SHORT TASK -
Would you transcribe all of the data exactly, down to the last character?

[Collected data]
-*-

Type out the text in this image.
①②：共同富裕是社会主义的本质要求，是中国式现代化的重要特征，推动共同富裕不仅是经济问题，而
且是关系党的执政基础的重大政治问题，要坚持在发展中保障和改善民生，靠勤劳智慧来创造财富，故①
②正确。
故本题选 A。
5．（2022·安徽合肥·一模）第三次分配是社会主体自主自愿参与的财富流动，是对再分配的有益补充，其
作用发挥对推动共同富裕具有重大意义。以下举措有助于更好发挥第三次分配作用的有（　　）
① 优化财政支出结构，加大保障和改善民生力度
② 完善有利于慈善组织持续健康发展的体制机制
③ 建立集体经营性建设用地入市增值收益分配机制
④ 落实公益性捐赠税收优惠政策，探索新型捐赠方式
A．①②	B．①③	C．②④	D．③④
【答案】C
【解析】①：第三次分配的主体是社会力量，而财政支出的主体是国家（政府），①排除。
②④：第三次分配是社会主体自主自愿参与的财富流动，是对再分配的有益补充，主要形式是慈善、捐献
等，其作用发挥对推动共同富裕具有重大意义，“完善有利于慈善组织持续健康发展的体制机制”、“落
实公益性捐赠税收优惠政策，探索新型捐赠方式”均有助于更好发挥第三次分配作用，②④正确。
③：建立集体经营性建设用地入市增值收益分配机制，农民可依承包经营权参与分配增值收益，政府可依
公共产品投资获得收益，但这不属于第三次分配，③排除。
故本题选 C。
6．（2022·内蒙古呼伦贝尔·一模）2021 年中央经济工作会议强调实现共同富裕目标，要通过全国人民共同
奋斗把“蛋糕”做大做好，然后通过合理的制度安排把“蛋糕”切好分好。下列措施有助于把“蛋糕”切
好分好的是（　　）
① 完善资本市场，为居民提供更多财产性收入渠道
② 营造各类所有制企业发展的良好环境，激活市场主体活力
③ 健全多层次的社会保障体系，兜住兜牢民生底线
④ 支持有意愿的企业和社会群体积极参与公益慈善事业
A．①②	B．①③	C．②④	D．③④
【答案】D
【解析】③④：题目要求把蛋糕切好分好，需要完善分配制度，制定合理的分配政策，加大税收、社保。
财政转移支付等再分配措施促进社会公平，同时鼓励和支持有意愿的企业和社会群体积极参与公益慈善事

-*-

SOLUTION TO THE PROBLEM -
Type out the text in this image.
①②：共同富裕是社会主义的本质要求，是中国式现代化的重要特征，推动共同富裕不仅是经济问题，而
且是关系党的执政基础的重大政治问题，要坚持在发展中保障和改善民生，靠勤劳智慧来创造财富，故①
②正确。
故本题选 A。
5．（2022·安徽合肥·一模）第三次分配是社会主体自主自愿参与的财富流动，是对再分配的有益补充，其
作用发挥对推动共同富裕具有重大意义。以下举措有助于更好发挥第三次分配作用的有（　　）
① 优化财政支出结构，加大保障和改善民生力度
② 完善有利于慈善组织持续健康发展的体制机制
③ 建立集体经营性建设用地入市增值收益分配机制
④ 落实公益性捐赠税收优惠政策，探索新型捐赠方式
A．①②	B．①③	C．②④	D．③④
【答案】C
【解析】①：第三次分配的主体是社会力量，而财政支出的主体是国家（政府），①排除。
②④：第三次分配是社会主体自主自愿参与的财富流动，是对再分配的有益补充，主要形式是慈善、捐献
等，其作用发挥对推动共同富裕具有重大意义，“完善有利于慈善组织持续健康发展的体制机制”、“落
实公益性捐赠税收优惠政策，探索新型捐赠方式”均有助于更好发挥第三次分配作用，②④正确。
③：建立集体经营性建设用地入市增值收益分配机制，农民可依承包经营权参与分配增值收益，政府可依
公共产品投资获得收益，但这不属于第三次分配，③排除。
故本题选 C。
6．（2022·内蒙古呼伦贝尔·一模）2021 年中央经济工作会议强调实现共同富裕目标，要通过全国人民共同
奋斗把“蛋糕”做大做好，然后通过合理的制度安排把“蛋糕”切好分好。下列措施有助于把“蛋糕”切
好分好的是（　　）
① 完善资本市场，为居民提供更多财产性收入渠道
② 营造各类所有制企业发展的良好环境，激活市场主体活力
③ 健全多层次的社会保障体系，兜住兜牢民生底线
④ 支持有意愿的企业和社会群体积极参与公益慈善事业
A．①②	B．①③	C．②④	D．③④
【答案】D
【解析】③④：题目要求把蛋糕切好分好，需要完善分配制度，制定合理的分配政策，加大税收、社保。
财政转移支付等再分配措施促进社会公平，同时鼓励和支持有意愿的企业和社会群体积极参与公益慈善事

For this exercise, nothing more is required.